— begin —
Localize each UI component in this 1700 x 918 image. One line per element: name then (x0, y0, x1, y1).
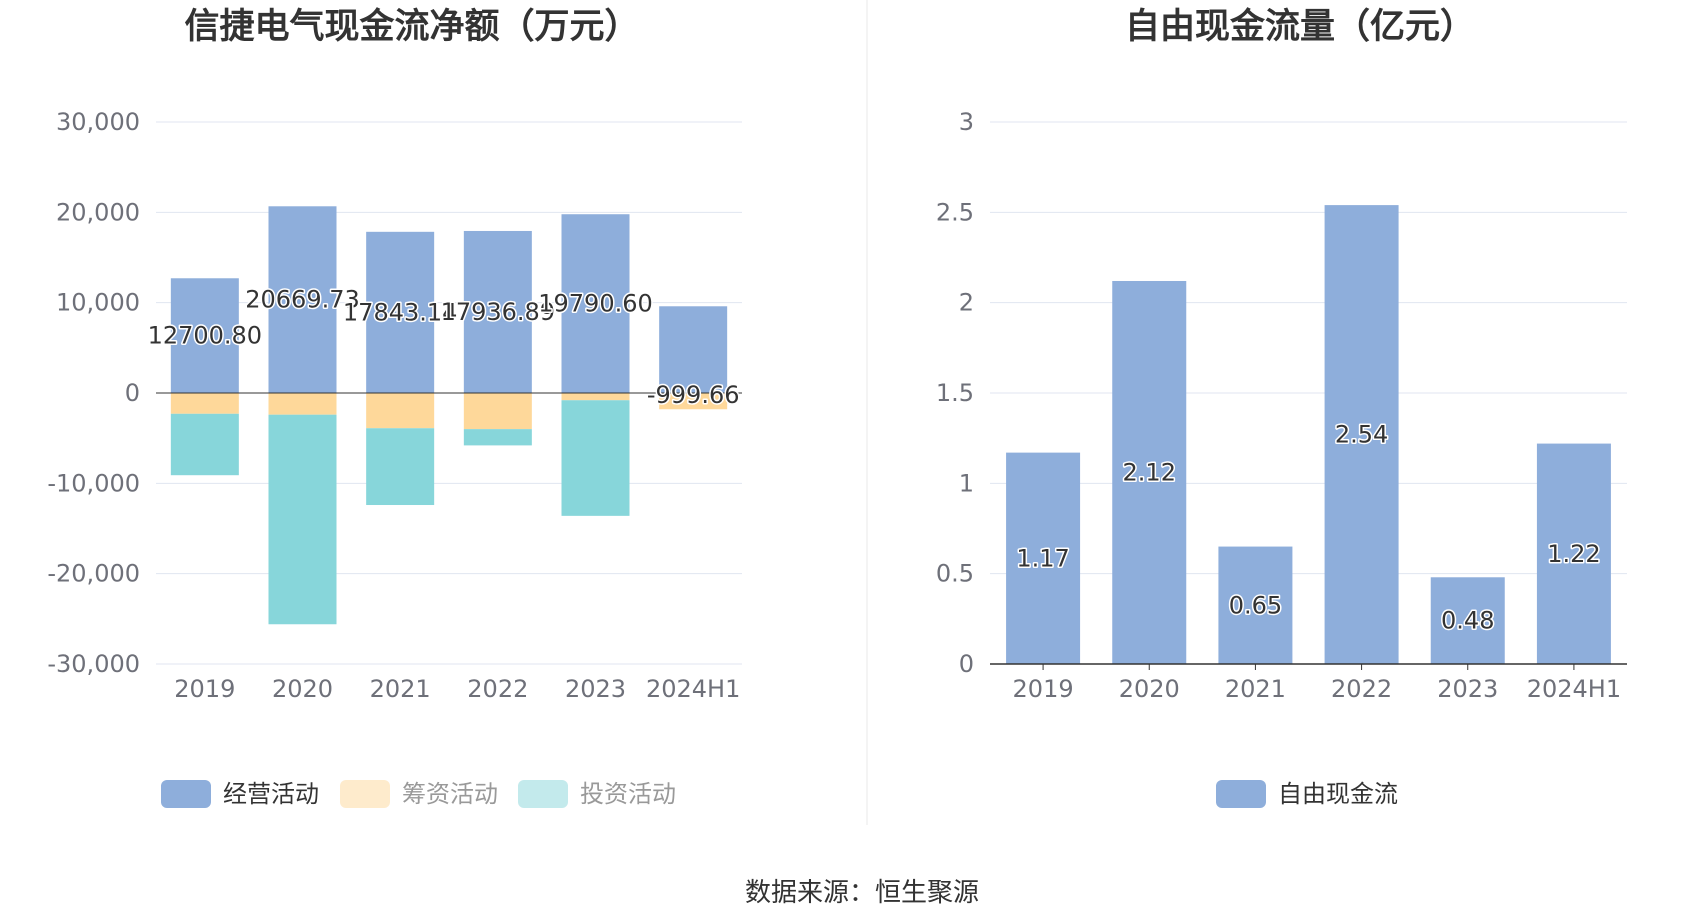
x-tick-label: 2019 (174, 675, 235, 703)
operating-bar (659, 306, 728, 393)
free-cash-flow-bar (1430, 577, 1505, 664)
free-cash-flow-bar (1006, 452, 1081, 664)
legend-swatch[interactable] (340, 780, 390, 808)
free-cash-flow-legend: 自由现金流 (1216, 780, 1398, 808)
x-tick-label: 2023 (1437, 675, 1498, 703)
cash-flow-x-axis: 2019 2020 2021 2022 2023 2024H1 (174, 675, 740, 703)
free-cash-flow-bar (1112, 280, 1187, 664)
x-tick-label: 2022 (1331, 675, 1392, 703)
investing-bar (268, 414, 337, 625)
x-tick-label: 2023 (565, 675, 626, 703)
y-tick-label: 0.5 (936, 560, 974, 588)
data-label: -999.66 (647, 381, 740, 409)
y-tick-label: 2.5 (936, 198, 974, 226)
y-tick-label: -30,000 (47, 650, 140, 678)
x-tick-label: 2019 (1013, 675, 1074, 703)
investing-bar (463, 429, 532, 446)
y-tick-label: 20,000 (56, 198, 140, 226)
cash-flow-data-labels: 12700.80 20669.7317843.1417936.8919790.60… (146, 284, 741, 410)
free-cash-flow-chart: 自由现金流量（亿元） 3 2.5 2 1.5 1 0.5 0 2019 2020 2021 202… (936, 6, 1627, 808)
financing-bar (268, 393, 337, 415)
y-tick-label: 3 (959, 108, 974, 136)
investing-bar (366, 428, 435, 506)
x-tick-label: 2024H1 (1527, 675, 1621, 703)
data-label: 0.65 (1229, 591, 1282, 619)
cash-flow-chart: 信捷电气现金流净额（万元） 30,000 20,000 10,000 0 -10,000… (47, 6, 742, 808)
y-tick-label: -20,000 (47, 560, 140, 588)
legend-label[interactable]: 筹资活动 (402, 780, 498, 808)
y-tick-label: 10,000 (56, 289, 140, 317)
data-label: 12700.80 (148, 322, 263, 350)
legend-label[interactable]: 投资活动 (580, 780, 676, 808)
y-tick-label: 0 (959, 650, 974, 678)
x-tick-label: 2021 (370, 675, 431, 703)
free-cash-flow-x-axis: 2019 2020 2021 2022 2023 2024H1 (990, 663, 1627, 703)
x-tick-label: 2020 (1119, 675, 1180, 703)
cash-flow-grid (156, 121, 742, 665)
y-tick-label: 0 (125, 379, 140, 407)
operating-bar (366, 231, 435, 393)
cash-flow-bars (170, 206, 728, 625)
legend-swatch[interactable] (518, 780, 568, 808)
y-tick-label: 1.5 (936, 379, 974, 407)
data-label: 20669.73 (245, 286, 360, 314)
financing-bar (659, 393, 728, 410)
financing-bar (561, 393, 630, 401)
data-label: 2.54 (1335, 421, 1388, 449)
data-label: 2.12 (1123, 458, 1176, 486)
legend-swatch[interactable] (161, 780, 211, 808)
source-note: 数据来源：恒生聚源 (745, 878, 979, 908)
investing-bar (170, 413, 239, 476)
y-tick-label: 1 (959, 469, 974, 497)
free-cash-flow-bar (1218, 546, 1293, 664)
legend-label[interactable]: 经营活动 (223, 780, 319, 808)
free-cash-flow-y-axis: 3 2.5 2 1.5 1 0.5 0 (936, 108, 974, 678)
data-label: 17936.89 (441, 298, 556, 326)
free-cash-flow-grid (990, 121, 1627, 575)
operating-bar (170, 278, 239, 393)
legend-swatch[interactable] (1216, 780, 1266, 808)
data-label: 17843.14 (343, 298, 458, 326)
legend-label[interactable]: 自由现金流 (1278, 780, 1398, 808)
data-label: 1.22 (1547, 540, 1600, 568)
y-tick-label: 2 (959, 289, 974, 317)
x-tick-label: 2021 (1225, 675, 1286, 703)
financing-bar (366, 393, 435, 429)
y-tick-label: 30,000 (56, 108, 140, 136)
investing-bar (561, 400, 630, 516)
x-tick-label: 2020 (272, 675, 333, 703)
data-label: 0.48 (1441, 607, 1494, 635)
free-cash-flow-bar (1324, 205, 1399, 664)
x-tick-label: 2024H1 (646, 675, 740, 703)
cash-flow-chart-title: 信捷电气现金流净额（万元） (184, 6, 639, 47)
free-cash-flow-bar (1536, 443, 1611, 664)
free-cash-flow-bars (1006, 205, 1611, 664)
data-label: 19790.60 (538, 290, 653, 318)
x-tick-label: 2022 (467, 675, 528, 703)
free-cash-flow-data-labels: 1.17 2.12 0.65 2.54 0.48 1.22 (1015, 419, 1602, 636)
data-label: 1.17 (1016, 544, 1069, 572)
operating-bar (268, 206, 337, 393)
cash-flow-legend: 经营活动 筹资活动 投资活动 (161, 780, 676, 808)
financing-bar (170, 393, 239, 414)
free-cash-flow-chart-title: 自由现金流量（亿元） (1125, 6, 1475, 47)
y-tick-label: -10,000 (47, 469, 140, 497)
financing-bar (463, 393, 532, 430)
operating-bar (463, 230, 532, 393)
cash-flow-y-axis: 30,000 20,000 10,000 0 -10,000 -20,000 -30,000 (47, 108, 140, 678)
operating-bar (561, 214, 630, 393)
— end —
• **YOUR GOAL**
Rewrite the stretch of the material from the line containing "x-tick-label: 2019 (174, 675, 235, 703)" through the line containing "y-tick-label: 10,000 (56, 289, 140, 317)", changing every "investing-bar" to "investing-activity-bar" and keeping everything else the same. Return only those lines.

• **FINAL RESULT**
x-tick-label: 2019 (174, 675, 235, 703)
operating-bar (659, 306, 728, 393)
free-cash-flow-bar (1430, 577, 1505, 664)
free-cash-flow-bar (1006, 452, 1081, 664)
legend-swatch[interactable] (340, 780, 390, 808)
free-cash-flow-legend: 自由现金流 (1216, 780, 1398, 808)
x-tick-label: 2023 (1437, 675, 1498, 703)
cash-flow-x-axis: 2019 2020 2021 2022 2023 2024H1 (174, 675, 740, 703)
free-cash-flow-bar (1112, 280, 1187, 664)
x-tick-label: 2022 (1331, 675, 1392, 703)
investing-activity-bar (268, 414, 337, 625)
x-tick-label: 2023 (565, 675, 626, 703)
y-tick-label: 0.5 (936, 560, 974, 588)
data-label: -999.66 (647, 381, 740, 409)
y-tick-label: 2.5 (936, 198, 974, 226)
y-tick-label: -30,000 (47, 650, 140, 678)
x-tick-label: 2019 (1013, 675, 1074, 703)
investing-activity-bar (463, 429, 532, 446)
y-tick-label: 20,000 (56, 198, 140, 226)
cash-flow-data-labels: 12700.80 20669.7317843.1417936.8919790.60… (146, 284, 741, 410)
free-cash-flow-chart: 自由现金流量（亿元） 3 2.5 2 1.5 1 0.5 0 2019 2020 2021 202… (936, 6, 1627, 808)
financing-bar (268, 393, 337, 415)
y-tick-label: 3 (959, 108, 974, 136)
investing-activity-bar (366, 428, 435, 506)
x-tick-label: 2024H1 (1527, 675, 1621, 703)
data-label: 0.65 (1229, 591, 1282, 619)
cash-flow-chart: 信捷电气现金流净额（万元） 30,000 20,000 10,000 0 -10,000… (47, 6, 742, 808)
y-tick-label: -20,000 (47, 560, 140, 588)
legend-label[interactable]: 筹资活动 (402, 780, 498, 808)
y-tick-label: 10,000 (56, 289, 140, 317)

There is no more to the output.